• **Passage given**:
☆ ☆ ☆ ☆ ☆ ☆ ☆

1
votes

I thought that this

 kmeans(x = matrix(1:50, 5), centers = 2, iter.max = 10)

Could be written as:

matrix(1:50, 5) %>% 
map( ~kmeans(x = .x, centers = 2, iter.max = 10))

Error in sample.int(m, k) : 
  cannot take a sample larger than the population when 'replace = FALSE'

But the second does not work. How do I use kmeans in combination with purrr::map()?

1
Why do you need map here? matrix(1:50, 5) %>% kmeans(., centers = 2, iter.max = 10). A matrix is a vector with dim attributes. When you do map, it goes through each single observation. - akrun
@akrun because in my original example I have several matrixes (scaled, with/without certain variables,etc.), and I would like to compare the results of the clustering against each other. - Dambo
Not sure I get it. If you have several matrices in a list, then map can be applied - akrun
Your approach would work if it is in a list i.e. list(matrix(1:50, 5), matrix(51:100, 5)) %>% map( ~kmeans(x = .x, centers = 2, iter.max = 10)) - akrun

1 Answers

2
votes

The matrix, by itself is a vector with dim attributes. So, when we directly apply map on the matrix, it goes through the each of the individual elements. Instead, place it in a list

list(matrix(1:50, 5) ) %>% 
         map( ~kmeans(x = .x, centers = 2, iter.max = 10))

Note that for a single matrix, we don't need map

 matrix(1:50, 5) %>% 
      kmeans(., centers = 2, iter.max = 10)

It becomes useful when we have a list of matrices

list(matrix(1:50, 5), matrix(51:100, 5)) %>% 
            map( ~kmeans(x = .x, centers = 2, iter.max = 10))

☆ ☆ ☆ ☆ ☆ ☆ ☆

• **Dataset extract**:
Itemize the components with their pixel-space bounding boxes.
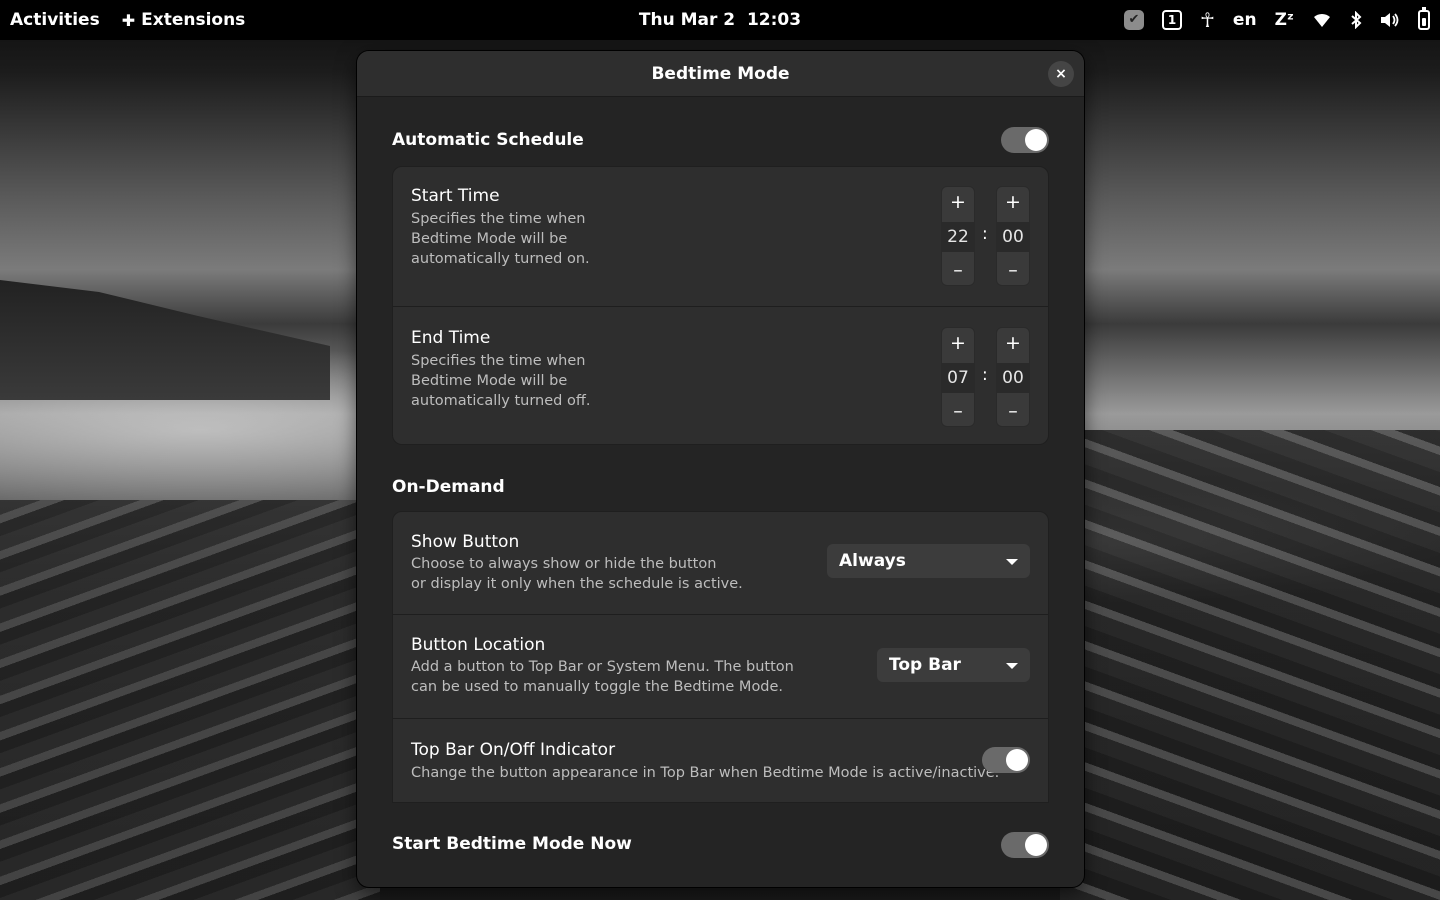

☆ ☆ ☆ ☆ ☆ ☆ ☆

• **Jobs**:
1. For the thread on kmeans and purrr::map(), decide whether each statement agrees with it, answering yes or no and quoting the deciding words: (a) Applying map directly to a matrix goes through its individual elements. (b) A single matrix needs map in order to run kmeans. (c) The error message refers to the case when 'replace = TRUE'.
2. Reproduce the part of the kmeans thread that opens with the words containing "Error in sample.int(m, k)" and closes with "combination with purrr::map()?".
The listing has no connection to the thread on kmeans and purrr::map().

• **Expected results**:
1.
(a) Yes: "when we directly apply map on the matrix, it goes through the each of the individual elements"
(b) No: "Note that for a single matrix, we don't need map"
(c) No: "cannot take a sample larger than the population when 'replace = FALSE'"

2.
Error in sample.int(m, k) : 
  cannot take a sample larger than the population when 'replace = FALSE'

But the second does not work. How do I use kmeans in combination with purrr::map()?